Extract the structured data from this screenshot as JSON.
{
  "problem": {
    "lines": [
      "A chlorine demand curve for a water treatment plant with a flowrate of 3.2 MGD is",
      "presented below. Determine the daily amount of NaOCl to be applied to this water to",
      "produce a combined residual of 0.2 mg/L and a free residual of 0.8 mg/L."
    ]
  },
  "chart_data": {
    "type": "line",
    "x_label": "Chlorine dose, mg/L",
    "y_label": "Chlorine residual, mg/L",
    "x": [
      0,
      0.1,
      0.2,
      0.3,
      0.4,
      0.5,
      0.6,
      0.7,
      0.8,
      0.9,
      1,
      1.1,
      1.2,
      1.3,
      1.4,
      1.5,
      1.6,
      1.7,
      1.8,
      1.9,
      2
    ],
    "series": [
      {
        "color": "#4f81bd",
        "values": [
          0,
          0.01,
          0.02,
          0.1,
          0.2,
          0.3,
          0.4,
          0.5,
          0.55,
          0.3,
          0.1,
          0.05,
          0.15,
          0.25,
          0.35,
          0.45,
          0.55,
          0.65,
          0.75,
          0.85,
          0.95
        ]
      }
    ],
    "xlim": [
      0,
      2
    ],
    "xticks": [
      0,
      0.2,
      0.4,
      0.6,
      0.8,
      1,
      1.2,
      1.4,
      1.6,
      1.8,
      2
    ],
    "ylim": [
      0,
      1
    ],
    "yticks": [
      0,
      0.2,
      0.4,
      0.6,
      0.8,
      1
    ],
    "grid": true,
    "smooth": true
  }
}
--
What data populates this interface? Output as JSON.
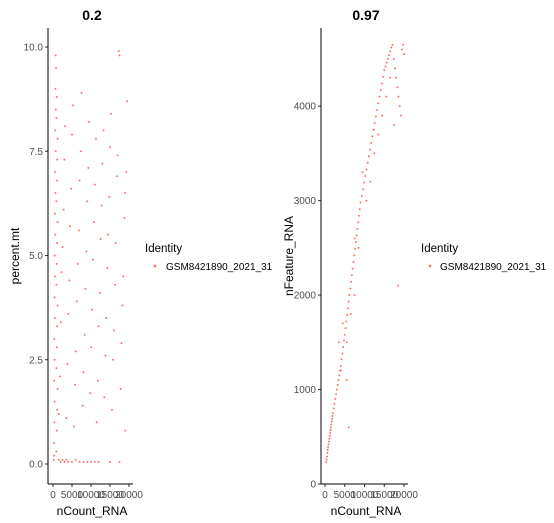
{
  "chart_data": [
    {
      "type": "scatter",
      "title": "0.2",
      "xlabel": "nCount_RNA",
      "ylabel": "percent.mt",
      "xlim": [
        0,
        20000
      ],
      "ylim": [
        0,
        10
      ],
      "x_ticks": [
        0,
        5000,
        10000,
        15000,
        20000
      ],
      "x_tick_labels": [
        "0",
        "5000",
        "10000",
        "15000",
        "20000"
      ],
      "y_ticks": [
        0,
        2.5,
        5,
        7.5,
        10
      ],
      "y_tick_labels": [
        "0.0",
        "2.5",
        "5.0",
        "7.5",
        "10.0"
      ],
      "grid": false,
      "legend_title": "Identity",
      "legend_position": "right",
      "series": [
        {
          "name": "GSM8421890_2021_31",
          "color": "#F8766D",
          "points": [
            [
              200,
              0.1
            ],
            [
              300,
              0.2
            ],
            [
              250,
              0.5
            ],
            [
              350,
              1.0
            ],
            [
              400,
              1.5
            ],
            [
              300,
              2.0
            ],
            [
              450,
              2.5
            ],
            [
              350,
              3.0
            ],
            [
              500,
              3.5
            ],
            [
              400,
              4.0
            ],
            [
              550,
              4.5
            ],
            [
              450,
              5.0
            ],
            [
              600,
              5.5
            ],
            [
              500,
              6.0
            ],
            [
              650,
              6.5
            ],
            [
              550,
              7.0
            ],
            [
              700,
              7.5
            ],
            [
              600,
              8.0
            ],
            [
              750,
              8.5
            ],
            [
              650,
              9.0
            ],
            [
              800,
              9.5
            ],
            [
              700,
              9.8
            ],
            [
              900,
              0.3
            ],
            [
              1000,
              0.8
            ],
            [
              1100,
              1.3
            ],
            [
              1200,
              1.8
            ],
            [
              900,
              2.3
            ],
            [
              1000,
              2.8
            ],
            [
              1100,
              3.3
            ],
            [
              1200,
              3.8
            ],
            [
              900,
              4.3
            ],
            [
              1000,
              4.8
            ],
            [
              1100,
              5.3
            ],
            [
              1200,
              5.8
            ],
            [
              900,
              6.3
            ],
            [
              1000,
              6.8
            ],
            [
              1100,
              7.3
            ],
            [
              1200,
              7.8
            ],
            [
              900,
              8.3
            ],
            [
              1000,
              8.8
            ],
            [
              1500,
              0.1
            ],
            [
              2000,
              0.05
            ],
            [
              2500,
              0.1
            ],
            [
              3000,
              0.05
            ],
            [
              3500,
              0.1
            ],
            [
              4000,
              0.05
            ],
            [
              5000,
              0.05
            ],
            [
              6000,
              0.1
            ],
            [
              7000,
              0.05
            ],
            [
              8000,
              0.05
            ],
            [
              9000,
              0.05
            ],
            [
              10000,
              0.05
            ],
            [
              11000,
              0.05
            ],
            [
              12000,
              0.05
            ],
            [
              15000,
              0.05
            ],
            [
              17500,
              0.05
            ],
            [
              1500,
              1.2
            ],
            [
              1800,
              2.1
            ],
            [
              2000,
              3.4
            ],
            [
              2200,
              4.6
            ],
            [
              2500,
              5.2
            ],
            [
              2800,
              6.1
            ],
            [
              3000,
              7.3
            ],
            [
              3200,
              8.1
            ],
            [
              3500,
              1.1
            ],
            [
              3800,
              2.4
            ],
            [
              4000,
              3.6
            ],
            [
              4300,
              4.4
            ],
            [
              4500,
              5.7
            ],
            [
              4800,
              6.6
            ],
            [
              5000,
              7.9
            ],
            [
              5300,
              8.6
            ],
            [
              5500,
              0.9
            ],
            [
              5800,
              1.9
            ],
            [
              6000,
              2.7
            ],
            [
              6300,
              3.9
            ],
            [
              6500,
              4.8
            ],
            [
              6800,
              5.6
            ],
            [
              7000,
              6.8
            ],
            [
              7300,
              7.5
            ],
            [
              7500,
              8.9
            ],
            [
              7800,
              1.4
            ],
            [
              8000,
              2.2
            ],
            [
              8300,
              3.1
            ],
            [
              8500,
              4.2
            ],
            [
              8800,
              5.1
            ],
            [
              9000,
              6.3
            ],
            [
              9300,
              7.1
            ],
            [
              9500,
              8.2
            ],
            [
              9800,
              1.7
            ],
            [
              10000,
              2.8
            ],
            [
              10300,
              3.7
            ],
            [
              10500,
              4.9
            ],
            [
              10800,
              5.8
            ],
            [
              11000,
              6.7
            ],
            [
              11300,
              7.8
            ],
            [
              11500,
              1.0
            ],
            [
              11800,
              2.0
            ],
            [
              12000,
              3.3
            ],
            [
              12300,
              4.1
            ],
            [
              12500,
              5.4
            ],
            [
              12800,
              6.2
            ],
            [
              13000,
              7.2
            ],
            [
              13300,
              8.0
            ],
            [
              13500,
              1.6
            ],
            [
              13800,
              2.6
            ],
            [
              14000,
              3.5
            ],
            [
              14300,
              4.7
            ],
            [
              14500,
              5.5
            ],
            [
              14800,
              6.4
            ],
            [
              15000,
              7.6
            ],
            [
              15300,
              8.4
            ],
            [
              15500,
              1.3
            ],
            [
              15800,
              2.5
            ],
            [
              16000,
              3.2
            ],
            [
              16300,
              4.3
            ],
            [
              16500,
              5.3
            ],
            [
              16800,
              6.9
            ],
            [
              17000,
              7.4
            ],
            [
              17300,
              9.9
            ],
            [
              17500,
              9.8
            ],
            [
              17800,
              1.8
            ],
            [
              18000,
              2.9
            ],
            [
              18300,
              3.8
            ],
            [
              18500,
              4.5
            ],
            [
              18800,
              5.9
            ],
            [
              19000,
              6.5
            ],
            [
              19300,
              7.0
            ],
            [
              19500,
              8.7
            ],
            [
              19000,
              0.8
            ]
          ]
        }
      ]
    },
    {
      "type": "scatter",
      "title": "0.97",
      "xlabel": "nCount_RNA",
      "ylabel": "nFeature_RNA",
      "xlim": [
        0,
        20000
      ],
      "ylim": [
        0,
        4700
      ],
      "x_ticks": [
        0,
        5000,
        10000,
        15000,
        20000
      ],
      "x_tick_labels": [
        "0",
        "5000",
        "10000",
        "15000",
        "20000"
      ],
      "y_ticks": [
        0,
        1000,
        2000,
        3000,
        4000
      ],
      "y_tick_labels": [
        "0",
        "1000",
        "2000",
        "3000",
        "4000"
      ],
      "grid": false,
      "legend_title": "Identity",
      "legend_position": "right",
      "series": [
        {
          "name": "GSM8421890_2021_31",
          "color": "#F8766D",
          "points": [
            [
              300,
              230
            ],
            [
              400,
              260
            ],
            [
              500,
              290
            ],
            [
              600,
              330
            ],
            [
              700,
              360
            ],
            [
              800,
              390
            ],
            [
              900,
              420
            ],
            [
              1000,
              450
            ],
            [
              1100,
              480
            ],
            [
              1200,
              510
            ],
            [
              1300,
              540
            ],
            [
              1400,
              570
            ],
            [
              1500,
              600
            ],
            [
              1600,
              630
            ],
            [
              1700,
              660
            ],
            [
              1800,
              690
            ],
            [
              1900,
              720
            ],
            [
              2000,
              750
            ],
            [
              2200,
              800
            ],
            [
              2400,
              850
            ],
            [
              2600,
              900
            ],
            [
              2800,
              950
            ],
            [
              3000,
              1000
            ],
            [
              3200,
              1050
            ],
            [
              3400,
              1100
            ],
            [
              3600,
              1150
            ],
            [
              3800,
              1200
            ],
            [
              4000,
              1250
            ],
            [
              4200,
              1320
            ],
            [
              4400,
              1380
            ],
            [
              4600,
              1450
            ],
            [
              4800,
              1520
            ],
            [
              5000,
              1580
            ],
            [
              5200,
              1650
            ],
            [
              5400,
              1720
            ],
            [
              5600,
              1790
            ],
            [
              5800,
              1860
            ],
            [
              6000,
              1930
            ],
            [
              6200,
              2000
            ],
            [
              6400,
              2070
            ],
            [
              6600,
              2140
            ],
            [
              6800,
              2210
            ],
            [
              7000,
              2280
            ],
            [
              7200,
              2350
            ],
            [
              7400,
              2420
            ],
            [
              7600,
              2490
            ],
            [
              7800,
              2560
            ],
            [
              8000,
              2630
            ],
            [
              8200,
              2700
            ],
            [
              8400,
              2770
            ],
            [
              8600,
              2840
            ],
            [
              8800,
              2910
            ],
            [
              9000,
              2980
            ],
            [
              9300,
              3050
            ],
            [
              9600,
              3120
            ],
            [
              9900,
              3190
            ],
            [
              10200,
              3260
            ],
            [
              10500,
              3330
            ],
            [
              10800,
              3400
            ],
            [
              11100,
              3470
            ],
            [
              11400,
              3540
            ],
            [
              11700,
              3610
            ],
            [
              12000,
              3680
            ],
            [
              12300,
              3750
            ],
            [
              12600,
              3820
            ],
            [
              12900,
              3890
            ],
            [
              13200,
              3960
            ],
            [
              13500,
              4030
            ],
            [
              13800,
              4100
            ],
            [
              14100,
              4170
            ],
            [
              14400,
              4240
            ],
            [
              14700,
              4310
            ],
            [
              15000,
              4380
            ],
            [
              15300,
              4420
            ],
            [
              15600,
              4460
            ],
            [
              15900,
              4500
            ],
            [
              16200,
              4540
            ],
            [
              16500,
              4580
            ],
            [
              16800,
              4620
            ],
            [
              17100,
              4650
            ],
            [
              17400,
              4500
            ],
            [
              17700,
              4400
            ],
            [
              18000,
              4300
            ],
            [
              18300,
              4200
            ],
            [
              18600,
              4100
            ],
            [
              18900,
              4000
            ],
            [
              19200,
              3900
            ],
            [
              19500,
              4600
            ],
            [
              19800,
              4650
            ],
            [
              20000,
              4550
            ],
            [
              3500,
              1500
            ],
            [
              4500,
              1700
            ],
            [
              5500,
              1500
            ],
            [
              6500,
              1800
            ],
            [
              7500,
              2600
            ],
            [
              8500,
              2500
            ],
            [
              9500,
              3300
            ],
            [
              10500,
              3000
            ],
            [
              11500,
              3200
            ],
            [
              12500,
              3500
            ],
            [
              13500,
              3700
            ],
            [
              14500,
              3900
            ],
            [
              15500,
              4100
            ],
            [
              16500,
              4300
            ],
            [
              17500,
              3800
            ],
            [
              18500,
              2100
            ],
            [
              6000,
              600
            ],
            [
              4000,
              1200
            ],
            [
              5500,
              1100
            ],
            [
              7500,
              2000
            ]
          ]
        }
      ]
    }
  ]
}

> _To be done_
Copy out each line of the records where the string "this" appears.

> _Result of the exercise_
Extract the structured data from this screenshot as JSON.
      "presented below. Determine the daily amount of NaOCl to be applied to this water to",
What data populates this interface? Output as JSON.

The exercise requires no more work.